*EXERCISE TASK*:
Scan the data. Collect each line that contains the word "vita".

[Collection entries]
# # # # # # #

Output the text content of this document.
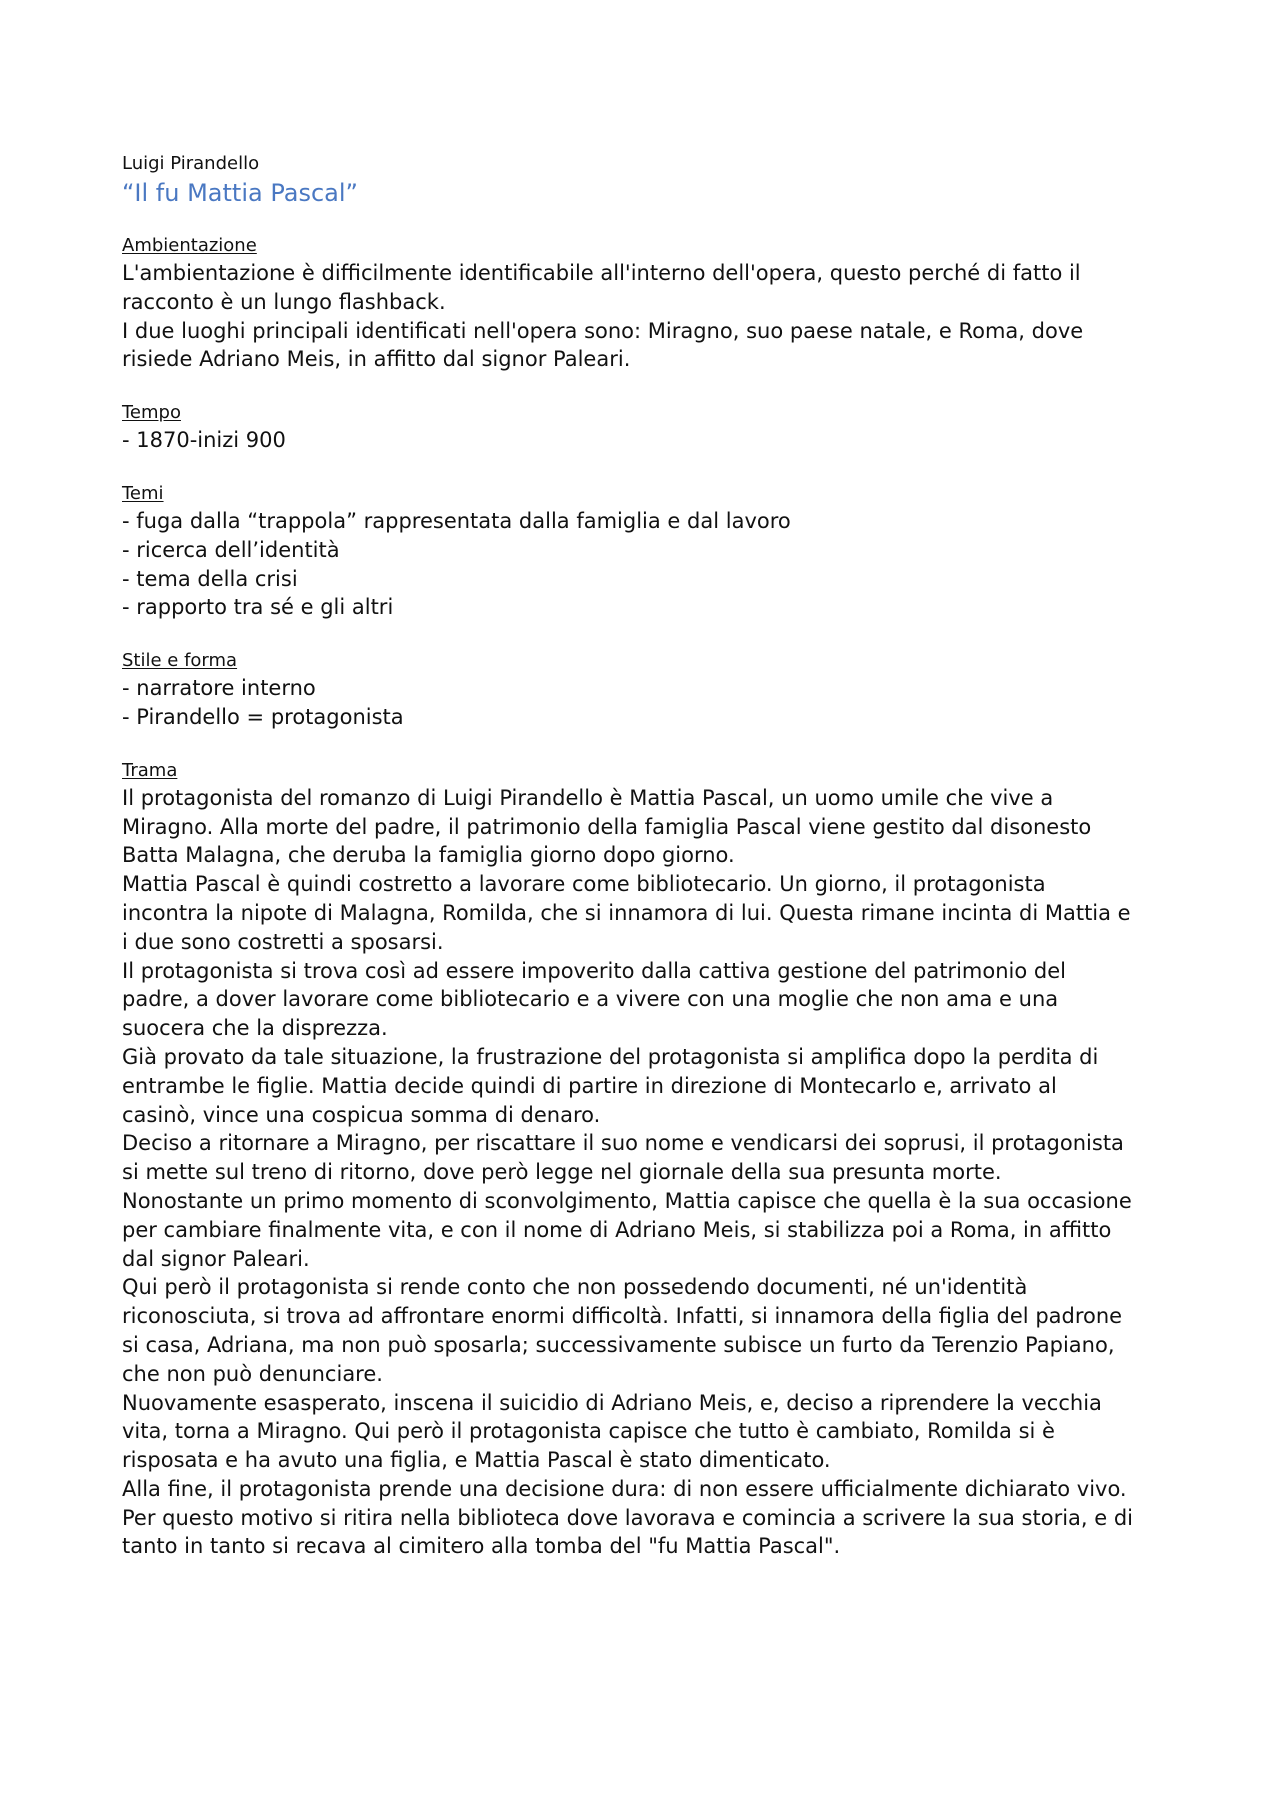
Luigi Pirandello
“Il fu Mattia Pascal”
Ambientazione
L'ambientazione è difficilmente identificabile all'interno dell'opera, questo perché di fatto il
racconto è un lungo flashback.
I due luoghi principali identificati nell'opera sono: Miragno, suo paese natale, e Roma, dove
risiede Adriano Meis, in affitto dal signor Paleari.
Tempo
- 1870-inizi 900
Temi
- fuga dalla “trappola” rappresentata dalla famiglia e dal lavoro
- ricerca dell’identità
- tema della crisi
- rapporto tra sé e gli altri
Stile e forma
- narratore interno
- Pirandello = protagonista
Trama
Il protagonista del romanzo di Luigi Pirandello è Mattia Pascal, un uomo umile che vive a
Miragno. Alla morte del padre, il patrimonio della famiglia Pascal viene gestito dal disonesto
Batta Malagna, che deruba la famiglia giorno dopo giorno.
Mattia Pascal è quindi costretto a lavorare come bibliotecario. Un giorno, il protagonista
incontra la nipote di Malagna, Romilda, che si innamora di lui. Questa rimane incinta di Mattia e
i due sono costretti a sposarsi.
Il protagonista si trova così ad essere impoverito dalla cattiva gestione del patrimonio del
padre, a dover lavorare come bibliotecario e a vivere con una moglie che non ama e una
suocera che la disprezza.
Già provato da tale situazione, la frustrazione del protagonista si amplifica dopo la perdita di
entrambe le figlie. Mattia decide quindi di partire in direzione di Montecarlo e, arrivato al
casinò, vince una cospicua somma di denaro.
Deciso a ritornare a Miragno, per riscattare il suo nome e vendicarsi dei soprusi, il protagonista
si mette sul treno di ritorno, dove però legge nel giornale della sua presunta morte.
Nonostante un primo momento di sconvolgimento, Mattia capisce che quella è la sua occasione
per cambiare finalmente vita, e con il nome di Adriano Meis, si stabilizza poi a Roma, in affitto
dal signor Paleari.
Qui però il protagonista si rende conto che non possedendo documenti, né un'identità
riconosciuta, si trova ad affrontare enormi difficoltà. Infatti, si innamora della figlia del padrone
si casa, Adriana, ma non può sposarla; successivamente subisce un furto da Terenzio Papiano,
che non può denunciare.
Nuovamente esasperato, inscena il suicidio di Adriano Meis, e, deciso a riprendere la vecchia
vita, torna a Miragno. Qui però il protagonista capisce che tutto è cambiato, Romilda si è
risposata e ha avuto una figlia, e Mattia Pascal è stato dimenticato.
Alla fine, il protagonista prende una decisione dura: di non essere ufficialmente dichiarato vivo.
Per questo motivo si ritira nella biblioteca dove lavorava e comincia a scrivere la sua storia, e di
tanto in tanto si recava al cimitero alla tomba del "fu Mattia Pascal".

# # # # # # #

*COMPLETED TASK*:
per cambiare finalmente vita, e con il nome di Adriano Meis, si stabilizza poi a Roma, in affitto
vita, torna a Miragno. Qui però il protagonista capisce che tutto è cambiato, Romilda si è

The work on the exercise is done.